- [What is needed] Repeat the records below exactly, leaving out every picture.

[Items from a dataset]

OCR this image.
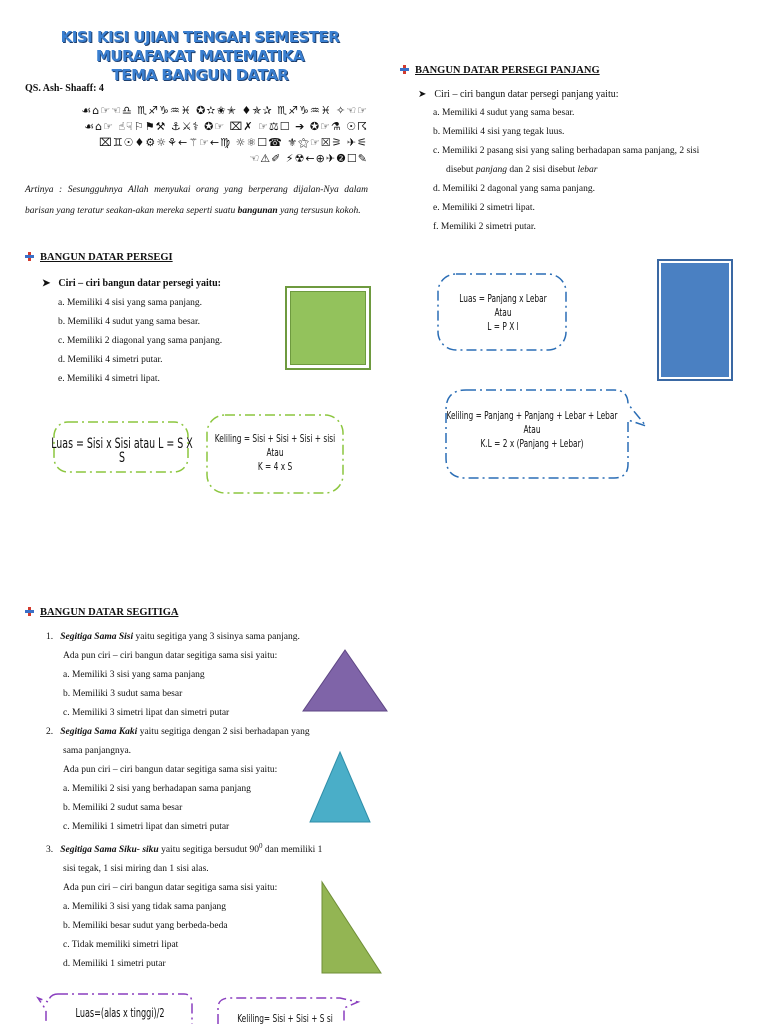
KISI KISI UJIAN TENGAH SEMESTER MURAFAKAT MATEMATIKA
TEMA BANGUN DATAR
QS. Ash- Shaaff: 4
☙⌂☞☜♎ ♏♐♑♒♓ ✪✫✬✭ ♦✯✰ ♏♐♑♒♓ ✧☜☞
☙⌂☞ ☝☟⚐⚑⚒ ⚓⚔⚕ ✪☞ ⌧✗ ☞⚖☐ ➔ ✪☞⚗ ☉☈
⌧♊☉♦⚙☼⚘←⚚☞←♍ ☼⚛☐☎ ⚜⚝☞☒⚞ ✈⚟
☜⚠✐ ⚡☢←⊕✈❷☐✎
Artinya : Sesungguhnya Allah menyukai orang yang berperang dijalan-Nya dalam barisan yang teratur seakan-akan mereka seperti suatu bangunan yang tersusun kokoh.
BANGUN DATAR PERSEGI
➤ Ciri – ciri bangun datar persegi yaitu:
a. Memiliki 4 sisi yang sama panjang.
b. Memiliki 4 sudut yang sama besar.
c. Memiliki 2 diagonal yang sama panjang.
d. Memiliki 4 simetri putar.
e. Memiliki 4 simetri lipat.
Luas = Sisi x Sisi atau L = S X S
Keliling = Sisi + Sisi + Sisi + sisi
Atau
K = 4 x S
BANGUN DATAR PERSEGI PANJANG
➤ Ciri – ciri bangun datar persegi panjang yaitu:
a. Memiliki 4 sudut yang sama besar.
b. Memiliki 4 sisi yang tegak luus.
c. Memiliki 2 pasang sisi yang saling berhadapan sama panjang, 2 sisi
disebut panjang dan 2 sisi disebut lebar
d. Memiliki 2 dagonal yang sama panjang.
e. Memiliki 2 simetri lipat.
f. Memiliki 2 simetri putar.
Luas = Panjang x Lebar
Atau
L = P X l
Keliling = Panjang + Panjang + Lebar + Lebar
Atau
K.L = 2 x (Panjang + Lebar)
BANGUN DATAR SEGITIGA
1. Segitiga Sama Sisi yaitu segitiga yang 3 sisinya sama panjang.
Ada pun ciri – ciri bangun datar segitiga sama sisi yaitu:
a. Memiliki 3 sisi yang sama panjang
b. Memiliki 3 sudut sama besar
c. Memiliki 3 simetri lipat dan simetri putar
2. Segitiga Sama Kaki yaitu segitiga dengan 2 sisi berhadapan yang
sama panjangnya.
Ada pun ciri – ciri bangun datar segitiga sama sisi yaitu:
a. Memiliki 2 sisi yang berhadapan sama panjang
b. Memiliki 2 sudut sama besar
c. Memiliki 1 simetri lipat dan simetri putar
3. Segitiga Sama Siku- siku yaitu segitiga bersudut $90^0$ dan memiliki 1
sisi tegak, 1 sisi miring dan 1 sisi alas.
Ada pun ciri – ciri bangun datar segitiga sama sisi yaitu:
a. Memiliki 3 sisi yang tidak sama panjang
b. Memiliki besar sudut yang berbeda-beda
c. Tidak memiliki simetri lipat
d. Memiliki 1 simetri putar
Luas=(alas x tinggi)/2	Keliling= Sisi + Sisi + S si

- [Written solution]
OCR this image.
KISI KISI UJIAN TENGAH SEMESTER MURAFAKAT MATEMATIKA
TEMA BANGUN DATAR
QS. Ash- Shaaff: 4
☙⌂☞☜♎ ♏♐♑♒♓ ✪✫✬✭ ♦✯✰ ♏♐♑♒♓ ✧☜☞
☙⌂☞ ☝☟⚐⚑⚒ ⚓⚔⚕ ✪☞ ⌧✗ ☞⚖☐ ➔ ✪☞⚗ ☉☈
⌧♊☉♦⚙☼⚘←⚚☞←♍ ☼⚛☐☎ ⚜⚝☞☒⚞ ✈⚟
☜⚠✐ ⚡☢←⊕✈❷☐✎
Artinya : Sesungguhnya Allah menyukai orang yang berperang dijalan-Nya dalam barisan yang teratur seakan-akan mereka seperti suatu bangunan yang tersusun kokoh.
BANGUN DATAR PERSEGI
➤ Ciri – ciri bangun datar persegi yaitu:
a. Memiliki 4 sisi yang sama panjang.
b. Memiliki 4 sudut yang sama besar.
c. Memiliki 2 diagonal yang sama panjang.
d. Memiliki 4 simetri putar.
e. Memiliki 4 simetri lipat.
Luas = Sisi x Sisi atau L = S X S
Keliling = Sisi + Sisi + Sisi + sisi
Atau
K = 4 x S
BANGUN DATAR PERSEGI PANJANG
➤ Ciri – ciri bangun datar persegi panjang yaitu:
a. Memiliki 4 sudut yang sama besar.
b. Memiliki 4 sisi yang tegak luus.
c. Memiliki 2 pasang sisi yang saling berhadapan sama panjang, 2 sisi
disebut panjang dan 2 sisi disebut lebar
d. Memiliki 2 dagonal yang sama panjang.
e. Memiliki 2 simetri lipat.
f. Memiliki 2 simetri putar.
Luas = Panjang x Lebar
Atau
L = P X l
Keliling = Panjang + Panjang + Lebar + Lebar
Atau
K.L = 2 x (Panjang + Lebar)
BANGUN DATAR SEGITIGA
1. Segitiga Sama Sisi yaitu segitiga yang 3 sisinya sama panjang.
Ada pun ciri – ciri bangun datar segitiga sama sisi yaitu:
a. Memiliki 3 sisi yang sama panjang
b. Memiliki 3 sudut sama besar
c. Memiliki 3 simetri lipat dan simetri putar
2. Segitiga Sama Kaki yaitu segitiga dengan 2 sisi berhadapan yang
sama panjangnya.
Ada pun ciri – ciri bangun datar segitiga sama sisi yaitu:
a. Memiliki 2 sisi yang berhadapan sama panjang
b. Memiliki 2 sudut sama besar
c. Memiliki 1 simetri lipat dan simetri putar
3. Segitiga Sama Siku- siku yaitu segitiga bersudut $90^0$ dan memiliki 1
sisi tegak, 1 sisi miring dan 1 sisi alas.
Ada pun ciri – ciri bangun datar segitiga sama sisi yaitu:
a. Memiliki 3 sisi yang tidak sama panjang
b. Memiliki besar sudut yang berbeda-beda
c. Tidak memiliki simetri lipat
d. Memiliki 1 simetri putar
Luas=(alas x tinggi)/2	Keliling= Sisi + Sisi + S si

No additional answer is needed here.